Preparation of Compounds and Administration Procedures

Niclosamide was dissolved in the vehicle solution (9% DMSO/27% Cremophor/64% saline) for intrathecal (IT) administration (24) in a 10 μL injection volume. Then the rat was lightly anesthetized and placed to flex the lower lumbar vertebrae. After palpating the vertebral processes, a 26 gauge needle was inserted through a vertebral interspace. The presence of a tail flick was considered validation of the needle placement; the solution was then injected.

Niclosamide and 9 were dissolved in the vehicle solution (20% DMSO/80% Cremophor) for intraperitoneal (IP) injection in a 5 mL/kg injection volume. The high dose of niclosamide was determined by dose of the drug used in IT route and the low dose was about one-fourth high dose.

Niclosamide and 9 were formulated with 0.5% carboxymethylcellulose for oral dosing in a 10 mL/kg volume. Oral dosage of niclosamide was calculated as three-fold dose used in IP injection, which is approximately one-sixth the reported oral LD50 (2500 mg/kg) of niclosamide in rat and the same concentration was applied to 9 (the carbamate derivative of niclosamide).

Positive control gabapentin was prepared and administrated in the same manner as niclosamide in the experiments using different routes of administration. All of the compounds where tested were under blind experimental conditions.

◇ ◇ ◇ ◇ ◇

• **Task brief**
Continue the methods passage on preparing and administering niclosamide in rats, starting after its last sentence.

◇ ◇ ◇ ◇ ◇

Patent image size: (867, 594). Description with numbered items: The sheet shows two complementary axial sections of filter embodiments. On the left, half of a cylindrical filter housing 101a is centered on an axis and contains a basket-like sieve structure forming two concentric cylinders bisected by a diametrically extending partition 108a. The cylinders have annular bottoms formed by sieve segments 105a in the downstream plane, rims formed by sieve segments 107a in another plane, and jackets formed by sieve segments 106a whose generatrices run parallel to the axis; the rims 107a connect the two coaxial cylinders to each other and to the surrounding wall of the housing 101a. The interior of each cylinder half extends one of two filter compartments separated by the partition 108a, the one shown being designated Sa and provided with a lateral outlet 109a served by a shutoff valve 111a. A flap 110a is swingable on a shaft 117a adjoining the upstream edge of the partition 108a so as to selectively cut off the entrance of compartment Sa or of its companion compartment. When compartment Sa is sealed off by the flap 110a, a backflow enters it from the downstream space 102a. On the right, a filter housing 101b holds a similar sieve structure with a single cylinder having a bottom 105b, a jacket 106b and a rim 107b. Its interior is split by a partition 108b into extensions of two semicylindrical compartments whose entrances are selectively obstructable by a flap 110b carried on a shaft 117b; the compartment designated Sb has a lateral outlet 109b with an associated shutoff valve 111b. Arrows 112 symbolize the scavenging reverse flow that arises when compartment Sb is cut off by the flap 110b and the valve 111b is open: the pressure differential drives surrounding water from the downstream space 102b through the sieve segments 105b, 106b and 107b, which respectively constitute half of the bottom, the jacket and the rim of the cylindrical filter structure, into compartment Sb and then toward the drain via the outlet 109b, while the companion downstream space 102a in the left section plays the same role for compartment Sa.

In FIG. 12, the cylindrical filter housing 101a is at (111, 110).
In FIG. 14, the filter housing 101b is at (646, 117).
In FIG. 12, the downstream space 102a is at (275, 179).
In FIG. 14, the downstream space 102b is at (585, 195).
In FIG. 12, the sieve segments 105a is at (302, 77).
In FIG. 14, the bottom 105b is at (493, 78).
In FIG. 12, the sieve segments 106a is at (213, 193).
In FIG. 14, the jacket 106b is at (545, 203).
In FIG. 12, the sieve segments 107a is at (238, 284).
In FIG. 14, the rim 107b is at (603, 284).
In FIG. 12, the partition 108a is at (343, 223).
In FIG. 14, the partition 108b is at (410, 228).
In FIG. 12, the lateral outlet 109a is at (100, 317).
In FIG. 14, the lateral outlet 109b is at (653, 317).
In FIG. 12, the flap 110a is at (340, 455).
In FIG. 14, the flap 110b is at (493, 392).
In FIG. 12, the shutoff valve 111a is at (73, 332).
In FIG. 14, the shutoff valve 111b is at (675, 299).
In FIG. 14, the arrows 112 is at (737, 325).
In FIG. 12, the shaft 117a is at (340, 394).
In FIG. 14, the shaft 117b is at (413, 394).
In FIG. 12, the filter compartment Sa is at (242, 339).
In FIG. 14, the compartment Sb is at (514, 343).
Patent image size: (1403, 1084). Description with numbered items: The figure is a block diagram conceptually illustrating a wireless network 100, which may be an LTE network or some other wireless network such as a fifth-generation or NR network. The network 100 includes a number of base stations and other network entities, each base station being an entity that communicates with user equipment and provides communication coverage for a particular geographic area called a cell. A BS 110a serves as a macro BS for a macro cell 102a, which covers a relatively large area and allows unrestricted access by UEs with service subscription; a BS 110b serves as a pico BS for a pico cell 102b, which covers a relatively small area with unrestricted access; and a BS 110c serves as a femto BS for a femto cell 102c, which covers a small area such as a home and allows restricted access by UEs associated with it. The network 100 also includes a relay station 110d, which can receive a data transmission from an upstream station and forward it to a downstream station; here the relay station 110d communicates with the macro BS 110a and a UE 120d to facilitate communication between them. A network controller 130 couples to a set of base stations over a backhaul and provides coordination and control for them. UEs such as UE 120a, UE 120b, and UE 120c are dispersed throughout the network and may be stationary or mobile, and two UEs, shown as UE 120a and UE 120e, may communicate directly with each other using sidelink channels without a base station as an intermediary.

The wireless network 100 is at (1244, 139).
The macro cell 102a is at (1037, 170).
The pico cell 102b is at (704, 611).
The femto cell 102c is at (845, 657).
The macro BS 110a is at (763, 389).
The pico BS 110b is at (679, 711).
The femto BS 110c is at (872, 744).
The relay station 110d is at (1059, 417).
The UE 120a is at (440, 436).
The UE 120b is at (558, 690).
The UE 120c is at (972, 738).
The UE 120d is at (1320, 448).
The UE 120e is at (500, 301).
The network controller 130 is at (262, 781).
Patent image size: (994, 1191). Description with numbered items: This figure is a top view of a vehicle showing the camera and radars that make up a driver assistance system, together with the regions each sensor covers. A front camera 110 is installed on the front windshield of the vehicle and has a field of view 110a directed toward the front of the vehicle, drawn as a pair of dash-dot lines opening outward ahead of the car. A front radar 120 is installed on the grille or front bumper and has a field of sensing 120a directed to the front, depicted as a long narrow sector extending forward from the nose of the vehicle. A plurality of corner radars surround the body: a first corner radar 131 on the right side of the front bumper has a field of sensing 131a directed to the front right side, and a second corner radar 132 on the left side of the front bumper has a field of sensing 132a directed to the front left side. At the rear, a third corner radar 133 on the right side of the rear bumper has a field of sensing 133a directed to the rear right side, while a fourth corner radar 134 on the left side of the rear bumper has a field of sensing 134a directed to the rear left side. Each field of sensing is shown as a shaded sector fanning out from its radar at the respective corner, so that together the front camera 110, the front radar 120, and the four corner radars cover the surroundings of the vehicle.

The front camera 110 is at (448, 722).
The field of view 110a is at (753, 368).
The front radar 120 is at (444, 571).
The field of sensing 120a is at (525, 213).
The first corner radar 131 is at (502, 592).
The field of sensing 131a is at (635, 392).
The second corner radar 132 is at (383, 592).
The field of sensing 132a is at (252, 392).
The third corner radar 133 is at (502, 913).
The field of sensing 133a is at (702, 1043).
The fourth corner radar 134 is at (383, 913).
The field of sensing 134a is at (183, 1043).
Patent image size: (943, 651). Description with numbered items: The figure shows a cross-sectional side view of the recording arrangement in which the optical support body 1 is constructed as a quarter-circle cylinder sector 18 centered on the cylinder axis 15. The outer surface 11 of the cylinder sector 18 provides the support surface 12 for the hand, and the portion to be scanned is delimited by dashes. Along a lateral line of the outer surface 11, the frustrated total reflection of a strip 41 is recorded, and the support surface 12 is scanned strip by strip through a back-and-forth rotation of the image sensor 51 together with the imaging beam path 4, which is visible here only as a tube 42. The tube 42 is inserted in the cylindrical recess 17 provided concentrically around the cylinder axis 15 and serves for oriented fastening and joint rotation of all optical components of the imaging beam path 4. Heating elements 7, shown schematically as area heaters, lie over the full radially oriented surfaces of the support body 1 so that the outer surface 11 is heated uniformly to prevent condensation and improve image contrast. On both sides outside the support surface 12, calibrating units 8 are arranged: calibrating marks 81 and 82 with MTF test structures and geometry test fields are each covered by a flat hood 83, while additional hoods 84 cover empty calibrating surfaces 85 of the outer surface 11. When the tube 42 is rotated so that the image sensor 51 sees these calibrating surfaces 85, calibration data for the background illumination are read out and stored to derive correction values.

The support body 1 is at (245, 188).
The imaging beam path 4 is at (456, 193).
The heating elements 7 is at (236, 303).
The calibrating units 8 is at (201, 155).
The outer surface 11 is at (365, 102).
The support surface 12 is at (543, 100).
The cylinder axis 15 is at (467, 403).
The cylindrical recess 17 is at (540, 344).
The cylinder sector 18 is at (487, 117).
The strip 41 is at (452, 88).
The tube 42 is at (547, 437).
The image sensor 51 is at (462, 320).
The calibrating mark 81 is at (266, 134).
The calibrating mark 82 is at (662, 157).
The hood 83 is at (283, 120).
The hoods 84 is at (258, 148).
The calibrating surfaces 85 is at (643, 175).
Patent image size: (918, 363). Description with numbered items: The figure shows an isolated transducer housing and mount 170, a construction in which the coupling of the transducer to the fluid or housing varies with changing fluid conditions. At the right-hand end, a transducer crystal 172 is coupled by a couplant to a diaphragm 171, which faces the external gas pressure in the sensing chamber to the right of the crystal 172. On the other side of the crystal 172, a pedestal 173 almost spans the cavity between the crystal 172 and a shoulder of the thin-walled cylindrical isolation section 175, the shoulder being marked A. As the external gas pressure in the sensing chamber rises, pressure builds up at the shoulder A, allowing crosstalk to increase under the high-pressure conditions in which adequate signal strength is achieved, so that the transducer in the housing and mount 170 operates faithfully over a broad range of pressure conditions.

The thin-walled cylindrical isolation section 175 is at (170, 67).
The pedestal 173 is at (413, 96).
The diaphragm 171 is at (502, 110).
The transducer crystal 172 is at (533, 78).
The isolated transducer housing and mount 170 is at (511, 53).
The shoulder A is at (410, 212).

◇ ◇ ◇ ◇ ◇

• **Answer for this exercise**
EXPERIMENTS

These experiments were performed by Eurofins Inc. (Dayton NJ, USA). The partial sciatic nerve ligation (25) (PSNL) model of neuropathic pain was used to produce neuropathic hyperalgesia in rats. Partial ligation of the left sciatic nerve is performed on animals under enflurane/O.sub.2 inhalation anesthesia. Following induction of anesthesia, the left thigh of the rat is shaved and the sciatic nerve exposed at high thigh level through a small incision and is carefully cleared of surrounding connective tissues at a site near the trocanther just distal to the point at which the posterior biceps semitendinosus nerve branches off of the conunon sciatic nerve. A 7-0 silk suture is inserted into the nerve with a 3/8 curved, reversed-cutting mini-needle and tightly ligated so that the dorsal 1/3 to 1/2 of the nerve thickness is held within the ligature. The wound is closed with a single muscle suture (7-0 silk) and a Michelle clip. Following surgery, the wound area is dusted with antibiotic powder. Sham-treated rats undergo an identical surgical procedure except that the sciatic nerve is not manipulated. Following surgery, animals are weighed and placed on a warm pad until they recover from anesthesia. Animals are then returned to their home cages until behavioral testing begins. The animal is assessed for response to noxious mechanical stimuli by determining paw withdrawal threshold (PWT) for the left rear paw of the animal immediately prior to and 1, 3, 6 and 24 h after drug administration. PWT expressed in grams, which is used as an index of mechanical hyperalgesia, was assessed by pressure stimulation method as described by Randall and Selitto. Increasing pressure exerted by Randall Selitto paw pressure device (UGO Basile, SRL Biological Research Apparatus, Italy) is applied to the left hind paw of the rat and withdrawal of left paw or vocalization response was taken as indicator for the nociceptive threshold (see Supplemental Information for timeline of procedure). To determine oral ED50 value of niclosamide in PSNL model, the drug was administered at increasing doses ranging from 18.8 to 300 mg/kg.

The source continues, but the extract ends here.